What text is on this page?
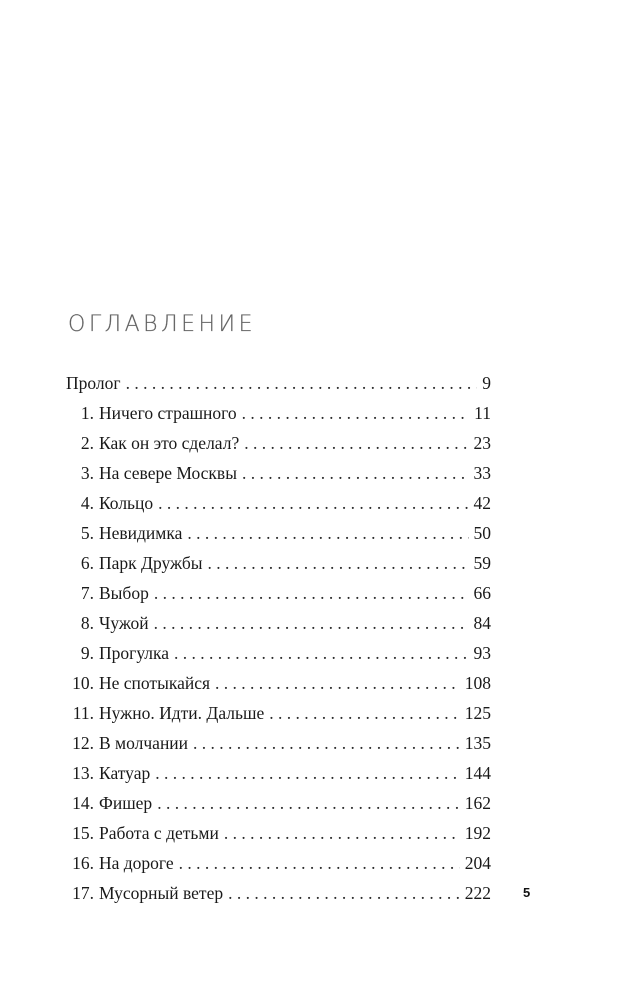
ОГЛАВЛЕНИЕ
Пролог . . .	9
1. Ничего страшного . . .	11
2. Как он это сделал? . . .	23
3. На севере Москвы . . .	33
4. Кольцо . . .	42
5. Невидимка . . .	50
6. Парк Дружбы . . .	59
7. Выбор . . .	66
8. Чужой . . .	84
9. Прогулка . . .	93
10. Не спотыкайся . . .	108
11. Нужно. Идти. Дальше . . .	125
12. В молчании . . .	135
13. Катуар . . .	144
14. Фишер . . .	162
15. Работа с детьми . . .	192
16. На дороге . . .	204
17. Мусорный ветер . . .	222 5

******

Please set down each line of the data above exactly as written, without the pictures.

▶ **Response to the task**
What text is on this page?
ОГЛАВЛЕНИЕ
Пролог . . .	9
1. Ничего страшного . . .	11
2. Как он это сделал? . . .	23
3. На севере Москвы . . .	33
4. Кольцо . . .	42
5. Невидимка . . .	50
6. Парк Дружбы . . .	59
7. Выбор . . .	66
8. Чужой . . .	84
9. Прогулка . . .	93
10. Не спотыкайся . . .	108
11. Нужно. Идти. Дальше . . .	125
12. В молчании . . .	135
13. Катуар . . .	144
14. Фишер . . .	162
15. Работа с детьми . . .	192
16. На дороге . . .	204
17. Мусорный ветер . . .	222 5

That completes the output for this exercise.